Work request 1: Reproduce the passage of the article on the credit union interest rate ceiling starting at "NCUA staff members" and ending at "was worth investigating.".
Work request 2: Write the next part of the article on the credit union interest rate ceiling, picking up after its final sentence.

Text shown:
Read more at the Washington CU Daily
The National Credit Union Administration board voted Thursday to maintain the current temporary maximum interest rate of 18% for virtually all loans through March 10, 2023.
Federal law sets a 15% interest rate ceiling for credit unions, but the NCUA board may increase that rate. If the board had not taken that action, the interest rate automatically would have dropped to 15%. The only exception is for loans modeled after the NCUA Payday Alternative Loan Program; those loans have a maximum interest rate of 28%.
NCUA staff members said that lowering the ceiling below 18% would threaten the safety and soundness of certain credit unions.
Board member Todd Harper urged credit unions to design loan products with interest rates as low as possible. “Going forward, I encourage all credit unions to offer their members lower rates whenever possible and to develop affordable loan products that include a savings feature,” he said. “Providing members with an easy way to save for a rainy day will help them weather small emergencies that might otherwise have caused them to go to a payday lender.”
Board member Rodney Hood said he believes the board should explore the possibility of adopting a floating interest rate and Harper agreed that it was worth investigating.
Hood and Harper also agreed that the agency should explore ways to improve its interactions with credit unions. Hood suggested that the agency form an advisory board of credit unions. “It is important now more than ever that we hear directly from credit unions,” he said. “We need to do a much better job of getting on-the-ground feedback.”

Data extract:

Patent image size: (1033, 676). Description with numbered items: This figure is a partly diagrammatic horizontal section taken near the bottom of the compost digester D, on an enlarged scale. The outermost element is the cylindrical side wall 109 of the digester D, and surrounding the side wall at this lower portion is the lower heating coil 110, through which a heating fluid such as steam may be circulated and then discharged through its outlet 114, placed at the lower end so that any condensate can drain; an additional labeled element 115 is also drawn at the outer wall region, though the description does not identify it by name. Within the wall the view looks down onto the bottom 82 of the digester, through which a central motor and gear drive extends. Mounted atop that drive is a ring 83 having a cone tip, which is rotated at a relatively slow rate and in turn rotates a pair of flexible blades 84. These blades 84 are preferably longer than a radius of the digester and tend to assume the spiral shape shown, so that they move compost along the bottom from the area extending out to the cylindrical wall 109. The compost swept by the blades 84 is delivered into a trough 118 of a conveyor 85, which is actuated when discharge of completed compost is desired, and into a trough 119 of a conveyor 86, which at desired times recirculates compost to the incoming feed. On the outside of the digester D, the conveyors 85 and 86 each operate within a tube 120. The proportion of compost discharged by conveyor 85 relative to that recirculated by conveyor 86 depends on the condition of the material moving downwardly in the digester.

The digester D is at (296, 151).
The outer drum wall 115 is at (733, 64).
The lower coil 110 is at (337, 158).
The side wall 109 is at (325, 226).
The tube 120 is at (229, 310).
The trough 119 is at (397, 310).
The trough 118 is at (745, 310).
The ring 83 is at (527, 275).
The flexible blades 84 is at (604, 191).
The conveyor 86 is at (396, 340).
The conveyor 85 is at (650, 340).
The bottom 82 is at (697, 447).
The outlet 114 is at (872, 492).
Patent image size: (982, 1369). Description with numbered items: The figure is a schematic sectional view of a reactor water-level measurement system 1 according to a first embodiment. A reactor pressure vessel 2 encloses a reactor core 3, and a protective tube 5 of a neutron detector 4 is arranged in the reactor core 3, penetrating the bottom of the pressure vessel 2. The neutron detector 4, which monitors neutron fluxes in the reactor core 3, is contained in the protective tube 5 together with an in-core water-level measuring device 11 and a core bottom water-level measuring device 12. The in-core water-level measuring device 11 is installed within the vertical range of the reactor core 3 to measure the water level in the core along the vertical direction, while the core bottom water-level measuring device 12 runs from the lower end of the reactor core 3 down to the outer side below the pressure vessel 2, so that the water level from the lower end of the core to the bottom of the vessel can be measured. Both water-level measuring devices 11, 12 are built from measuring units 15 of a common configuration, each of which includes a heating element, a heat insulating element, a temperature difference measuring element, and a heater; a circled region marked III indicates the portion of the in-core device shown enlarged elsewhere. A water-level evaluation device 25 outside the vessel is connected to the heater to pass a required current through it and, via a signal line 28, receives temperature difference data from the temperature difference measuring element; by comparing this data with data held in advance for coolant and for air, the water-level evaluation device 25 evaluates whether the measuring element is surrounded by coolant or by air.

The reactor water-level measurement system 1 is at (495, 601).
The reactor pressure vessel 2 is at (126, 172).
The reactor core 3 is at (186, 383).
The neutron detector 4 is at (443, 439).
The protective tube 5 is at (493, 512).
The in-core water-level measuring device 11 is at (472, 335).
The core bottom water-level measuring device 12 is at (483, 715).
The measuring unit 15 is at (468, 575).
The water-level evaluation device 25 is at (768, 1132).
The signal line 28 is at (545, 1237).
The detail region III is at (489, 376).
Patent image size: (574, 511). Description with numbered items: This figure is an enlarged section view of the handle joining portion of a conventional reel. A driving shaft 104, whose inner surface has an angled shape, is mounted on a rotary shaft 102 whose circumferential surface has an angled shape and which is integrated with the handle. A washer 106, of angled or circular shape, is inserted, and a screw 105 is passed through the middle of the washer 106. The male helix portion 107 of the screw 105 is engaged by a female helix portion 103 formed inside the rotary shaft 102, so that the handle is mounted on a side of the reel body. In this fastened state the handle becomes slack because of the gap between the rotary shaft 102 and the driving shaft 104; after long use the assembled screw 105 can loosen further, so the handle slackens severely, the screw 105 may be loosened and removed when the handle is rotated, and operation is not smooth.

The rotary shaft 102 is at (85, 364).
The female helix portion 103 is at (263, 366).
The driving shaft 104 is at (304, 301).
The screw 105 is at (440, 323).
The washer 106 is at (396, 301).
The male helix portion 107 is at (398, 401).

Answer space 1:
NCUA staff members said that lowering the ceiling below 18% would threaten the safety and soundness of certain credit unions.
Board member Todd Harper urged credit unions to design loan products with interest rates as low as possible. “Going forward, I encourage all credit unions to offer their members lower rates whenever possible and to develop affordable loan products that include a savings feature,” he said. “Providing members with an easy way to save for a rainy day will help them weather small emergencies that might otherwise have caused them to go to a payday lender.”
Board member Rodney Hood said he believes the board should explore the possibility of adopting a floating interest rate and Harper agreed that it was worth investigating.

Answer space 2:
The board adopted a final rule to remove the prohibition on the capitalization of interest in connection with loan workouts and modifications. “This rule is another targeted measure by the NCUA Board aimed at helping credit unions and their members navigate the COVID-19 pandemic’s economic environment,” Harper said, noting that the rule gives credit unions parity with banks.
Board member Kyle Hauptman said that many credit unions took advantage of loan forbearance opportunities included in coronavirus economic stimulus legislation. “As the economy heals, and forbearance is no longer needed, many member-owners may be unable to meet the original loan terms,” he said. “This rule change will provide credit unions a mutually beneficial option to help members-owners stay in their homes.”
The board also adopted a final rule intended to ease the impact of the Current Expected Credit Losses standard. Under the CECL standard, institutions will have to recognize the expected lifetime losses at the time a loan or financial instrument is recorded. The effective date of CECL has been pushed back until January 2023 for credit unions.
“Consistent with regulations issued by the other federal banking agencies, the final rule will temporarily mitigate the adverse [prompt corrective action] consequences of the day-one capital adjustments, while requiring that [federally insured credit unions] account for CECL for other purposes, such as Call Reports,” the agency’s staff said, in explaining the rule.
Hauptman and Hood said they believe that credit unions should not be subject to CECL. “The original CECL did not start with credit unions, as it was born from the financial crisis of 2008-09,” Hauptman said. He said that CECL is intended to protect shareholders. He added, “As financial cooperatives, credit unions have no shareholders.”
Hood said that when he was chairman, he appealed to the Financial Accounting Standards Board to exempt credit unions from CECL. “When it comes to credit unions, CECL is a solution in search of a problem,” he said.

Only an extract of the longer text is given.